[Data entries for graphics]
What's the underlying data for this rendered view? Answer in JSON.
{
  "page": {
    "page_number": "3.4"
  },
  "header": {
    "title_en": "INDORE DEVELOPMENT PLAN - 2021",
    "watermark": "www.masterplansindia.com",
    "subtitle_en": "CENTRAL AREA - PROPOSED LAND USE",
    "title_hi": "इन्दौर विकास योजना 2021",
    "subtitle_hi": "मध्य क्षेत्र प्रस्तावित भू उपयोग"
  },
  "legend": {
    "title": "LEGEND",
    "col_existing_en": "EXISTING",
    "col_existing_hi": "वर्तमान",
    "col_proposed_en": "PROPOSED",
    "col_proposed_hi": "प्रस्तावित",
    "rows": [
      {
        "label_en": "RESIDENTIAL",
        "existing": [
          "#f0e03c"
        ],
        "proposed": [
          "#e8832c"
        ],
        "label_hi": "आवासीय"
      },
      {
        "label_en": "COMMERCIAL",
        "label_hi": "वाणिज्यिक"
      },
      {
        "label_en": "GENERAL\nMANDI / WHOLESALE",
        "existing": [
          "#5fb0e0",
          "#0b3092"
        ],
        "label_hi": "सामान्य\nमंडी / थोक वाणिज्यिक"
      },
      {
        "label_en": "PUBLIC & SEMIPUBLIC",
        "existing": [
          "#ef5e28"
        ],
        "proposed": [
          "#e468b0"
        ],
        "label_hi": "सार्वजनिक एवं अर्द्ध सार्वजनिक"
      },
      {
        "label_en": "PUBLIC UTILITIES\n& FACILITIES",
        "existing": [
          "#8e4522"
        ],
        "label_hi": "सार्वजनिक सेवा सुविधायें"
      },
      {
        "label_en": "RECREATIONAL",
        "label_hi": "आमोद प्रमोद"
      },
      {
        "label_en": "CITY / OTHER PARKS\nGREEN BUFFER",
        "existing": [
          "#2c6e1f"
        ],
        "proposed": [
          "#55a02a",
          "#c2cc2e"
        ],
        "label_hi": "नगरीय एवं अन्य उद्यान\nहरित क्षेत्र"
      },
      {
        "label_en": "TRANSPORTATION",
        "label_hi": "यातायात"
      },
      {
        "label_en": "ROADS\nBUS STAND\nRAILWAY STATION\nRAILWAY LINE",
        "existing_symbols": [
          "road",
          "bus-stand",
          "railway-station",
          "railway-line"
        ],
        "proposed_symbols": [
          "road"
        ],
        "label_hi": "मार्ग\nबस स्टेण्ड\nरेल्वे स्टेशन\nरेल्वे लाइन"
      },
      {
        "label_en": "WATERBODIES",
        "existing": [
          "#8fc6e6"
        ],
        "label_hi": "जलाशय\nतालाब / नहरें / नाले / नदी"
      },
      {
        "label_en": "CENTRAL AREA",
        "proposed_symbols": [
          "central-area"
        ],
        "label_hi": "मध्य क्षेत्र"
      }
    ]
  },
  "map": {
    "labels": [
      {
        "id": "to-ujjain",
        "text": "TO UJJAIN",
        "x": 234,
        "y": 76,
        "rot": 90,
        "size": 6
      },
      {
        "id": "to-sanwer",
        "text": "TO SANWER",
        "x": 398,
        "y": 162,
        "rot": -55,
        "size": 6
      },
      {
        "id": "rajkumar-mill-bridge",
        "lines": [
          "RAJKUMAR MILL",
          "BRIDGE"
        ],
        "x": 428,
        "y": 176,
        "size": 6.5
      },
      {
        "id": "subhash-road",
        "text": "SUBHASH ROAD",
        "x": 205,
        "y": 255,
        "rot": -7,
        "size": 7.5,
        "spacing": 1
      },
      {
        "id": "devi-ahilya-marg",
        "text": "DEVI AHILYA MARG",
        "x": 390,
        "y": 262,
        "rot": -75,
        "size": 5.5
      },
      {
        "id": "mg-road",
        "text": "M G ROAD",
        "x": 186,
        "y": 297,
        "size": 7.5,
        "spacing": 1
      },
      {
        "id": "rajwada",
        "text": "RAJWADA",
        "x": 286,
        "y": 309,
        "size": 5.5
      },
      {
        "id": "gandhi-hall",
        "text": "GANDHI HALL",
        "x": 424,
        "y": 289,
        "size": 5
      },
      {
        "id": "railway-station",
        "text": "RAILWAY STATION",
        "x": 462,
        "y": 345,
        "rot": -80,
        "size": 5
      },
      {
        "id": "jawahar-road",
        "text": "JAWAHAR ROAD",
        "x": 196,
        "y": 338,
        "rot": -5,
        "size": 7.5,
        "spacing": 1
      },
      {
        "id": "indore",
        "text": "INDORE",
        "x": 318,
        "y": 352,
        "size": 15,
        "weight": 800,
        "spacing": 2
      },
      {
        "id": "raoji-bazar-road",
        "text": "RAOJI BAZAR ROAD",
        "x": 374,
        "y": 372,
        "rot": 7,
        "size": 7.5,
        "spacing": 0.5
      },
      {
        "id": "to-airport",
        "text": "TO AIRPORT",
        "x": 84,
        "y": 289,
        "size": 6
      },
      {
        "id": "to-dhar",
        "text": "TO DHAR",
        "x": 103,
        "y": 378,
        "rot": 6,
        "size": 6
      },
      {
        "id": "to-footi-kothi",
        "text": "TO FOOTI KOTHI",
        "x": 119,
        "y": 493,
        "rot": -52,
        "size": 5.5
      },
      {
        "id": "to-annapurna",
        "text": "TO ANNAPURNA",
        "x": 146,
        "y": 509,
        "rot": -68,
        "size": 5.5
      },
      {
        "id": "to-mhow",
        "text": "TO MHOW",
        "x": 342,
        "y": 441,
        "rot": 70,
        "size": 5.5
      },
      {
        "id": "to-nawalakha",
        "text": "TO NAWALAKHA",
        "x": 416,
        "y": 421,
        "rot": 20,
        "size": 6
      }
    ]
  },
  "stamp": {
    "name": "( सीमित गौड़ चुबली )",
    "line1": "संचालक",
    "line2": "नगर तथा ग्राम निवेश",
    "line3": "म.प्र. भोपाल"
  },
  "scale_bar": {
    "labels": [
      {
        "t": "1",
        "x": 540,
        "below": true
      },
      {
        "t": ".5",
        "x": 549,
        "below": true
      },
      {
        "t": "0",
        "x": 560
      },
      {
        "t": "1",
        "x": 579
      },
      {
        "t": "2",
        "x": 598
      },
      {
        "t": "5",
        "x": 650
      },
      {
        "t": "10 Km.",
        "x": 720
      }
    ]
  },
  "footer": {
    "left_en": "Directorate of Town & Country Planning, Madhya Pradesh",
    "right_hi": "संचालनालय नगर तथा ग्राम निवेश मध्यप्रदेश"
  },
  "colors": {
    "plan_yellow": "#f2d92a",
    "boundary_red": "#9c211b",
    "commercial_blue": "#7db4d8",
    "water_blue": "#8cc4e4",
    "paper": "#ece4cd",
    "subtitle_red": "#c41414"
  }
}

### Exercise:
Copy each line of the data exactly, leaving nothing out.

### Response:
What's the underlying data for this rendered view? Answer in JSON.
{
  "page": {
    "page_number": "3.4"
  },
  "header": {
    "title_en": "INDORE DEVELOPMENT PLAN - 2021",
    "watermark": "www.masterplansindia.com",
    "subtitle_en": "CENTRAL AREA - PROPOSED LAND USE",
    "title_hi": "इन्दौर विकास योजना 2021",
    "subtitle_hi": "मध्य क्षेत्र प्रस्तावित भू उपयोग"
  },
  "legend": {
    "title": "LEGEND",
    "col_existing_en": "EXISTING",
    "col_existing_hi": "वर्तमान",
    "col_proposed_en": "PROPOSED",
    "col_proposed_hi": "प्रस्तावित",
    "rows": [
      {
        "label_en": "RESIDENTIAL",
        "existing": [
          "#f0e03c"
        ],
        "proposed": [
          "#e8832c"
        ],
        "label_hi": "आवासीय"
      },
      {
        "label_en": "COMMERCIAL",
        "label_hi": "वाणिज्यिक"
      },
      {
        "label_en": "GENERAL\nMANDI / WHOLESALE",
        "existing": [
          "#5fb0e0",
          "#0b3092"
        ],
        "label_hi": "सामान्य\nमंडी / थोक वाणिज्यिक"
      },
      {
        "label_en": "PUBLIC & SEMIPUBLIC",
        "existing": [
          "#ef5e28"
        ],
        "proposed": [
          "#e468b0"
        ],
        "label_hi": "सार्वजनिक एवं अर्द्ध सार्वजनिक"
      },
      {
        "label_en": "PUBLIC UTILITIES\n& FACILITIES",
        "existing": [
          "#8e4522"
        ],
        "label_hi": "सार्वजनिक सेवा सुविधायें"
      },
      {
        "label_en": "RECREATIONAL",
        "label_hi": "आमोद प्रमोद"
      },
      {
        "label_en": "CITY / OTHER PARKS\nGREEN BUFFER",
        "existing": [
          "#2c6e1f"
        ],
        "proposed": [
          "#55a02a",
          "#c2cc2e"
        ],
        "label_hi": "नगरीय एवं अन्य उद्यान\nहरित क्षेत्र"
      },
      {
        "label_en": "TRANSPORTATION",
        "label_hi": "यातायात"
      },
      {
        "label_en": "ROADS\nBUS STAND\nRAILWAY STATION\nRAILWAY LINE",
        "existing_symbols": [
          "road",
          "bus-stand",
          "railway-station",
          "railway-line"
        ],
        "proposed_symbols": [
          "road"
        ],
        "label_hi": "मार्ग\nबस स्टेण्ड\nरेल्वे स्टेशन\nरेल्वे लाइन"
      },
      {
        "label_en": "WATERBODIES",
        "existing": [
          "#8fc6e6"
        ],
        "label_hi": "जलाशय\nतालाब / नहरें / नाले / नदी"
      },
      {
        "label_en": "CENTRAL AREA",
        "proposed_symbols": [
          "central-area"
        ],
        "label_hi": "मध्य क्षेत्र"
      }
    ]
  },
  "map": {
    "labels": [
      {
        "id": "to-ujjain",
        "text": "TO UJJAIN",
        "x": 234,
        "y": 76,
        "rot": 90,
        "size": 6
      },
      {
        "id": "to-sanwer",
        "text": "TO SANWER",
        "x": 398,
        "y": 162,
        "rot": -55,
        "size": 6
      },
      {
        "id": "rajkumar-mill-bridge",
        "lines": [
          "RAJKUMAR MILL",
          "BRIDGE"
        ],
        "x": 428,
        "y": 176,
        "size": 6.5
      },
      {
        "id": "subhash-road",
        "text": "SUBHASH ROAD",
        "x": 205,
        "y": 255,
        "rot": -7,
        "size": 7.5,
        "spacing": 1
      },
      {
        "id": "devi-ahilya-marg",
        "text": "DEVI AHILYA MARG",
        "x": 390,
        "y": 262,
        "rot": -75,
        "size": 5.5
      },
      {
        "id": "mg-road",
        "text": "M G ROAD",
        "x": 186,
        "y": 297,
        "size": 7.5,
        "spacing": 1
      },
      {
        "id": "rajwada",
        "text": "RAJWADA",
        "x": 286,
        "y": 309,
        "size": 5.5
      },
      {
        "id": "gandhi-hall",
        "text": "GANDHI HALL",
        "x": 424,
        "y": 289,
        "size": 5
      },
      {
        "id": "railway-station",
        "text": "RAILWAY STATION",
        "x": 462,
        "y": 345,
        "rot": -80,
        "size": 5
      },
      {
        "id": "jawahar-road",
        "text": "JAWAHAR ROAD",
        "x": 196,
        "y": 338,
        "rot": -5,
        "size": 7.5,
        "spacing": 1
      },
      {
        "id": "indore",
        "text": "INDORE",
        "x": 318,
        "y": 352,
        "size": 15,
        "weight": 800,
        "spacing": 2
      },
      {
        "id": "raoji-bazar-road",
        "text": "RAOJI BAZAR ROAD",
        "x": 374,
        "y": 372,
        "rot": 7,
        "size": 7.5,
        "spacing": 0.5
      },
      {
        "id": "to-airport",
        "text": "TO AIRPORT",
        "x": 84,
        "y": 289,
        "size": 6
      },
      {
        "id": "to-dhar",
        "text": "TO DHAR",
        "x": 103,
        "y": 378,
        "rot": 6,
        "size": 6
      },
      {
        "id": "to-footi-kothi",
        "text": "TO FOOTI KOTHI",
        "x": 119,
        "y": 493,
        "rot": -52,
        "size": 5.5
      },
      {
        "id": "to-annapurna",
        "text": "TO ANNAPURNA",
        "x": 146,
        "y": 509,
        "rot": -68,
        "size": 5.5
      },
      {
        "id": "to-mhow",
        "text": "TO MHOW",
        "x": 342,
        "y": 441,
        "rot": 70,
        "size": 5.5
      },
      {
        "id": "to-nawalakha",
        "text": "TO NAWALAKHA",
        "x": 416,
        "y": 421,
        "rot": 20,
        "size": 6
      }
    ]
  },
  "stamp": {
    "name": "( सीमित गौड़ चुबली )",
    "line1": "संचालक",
    "line2": "नगर तथा ग्राम निवेश",
    "line3": "म.प्र. भोपाल"
  },
  "scale_bar": {
    "labels": [
      {
        "t": "1",
        "x": 540,
        "below": true
      },
      {
        "t": ".5",
        "x": 549,
        "below": true
      },
      {
        "t": "0",
        "x": 560
      },
      {
        "t": "1",
        "x": 579
      },
      {
        "t": "2",
        "x": 598
      },
      {
        "t": "5",
        "x": 650
      },
      {
        "t": "10 Km.",
        "x": 720
      }
    ]
  },
  "footer": {
    "left_en": "Directorate of Town & Country Planning, Madhya Pradesh",
    "right_hi": "संचालनालय नगर तथा ग्राम निवेश मध्यप्रदेश"
  },
  "colors": {
    "plan_yellow": "#f2d92a",
    "boundary_red": "#9c211b",
    "commercial_blue": "#7db4d8",
    "water_blue": "#8cc4e4",
    "paper": "#ece4cd",
    "subtitle_red": "#c41414"
  }
}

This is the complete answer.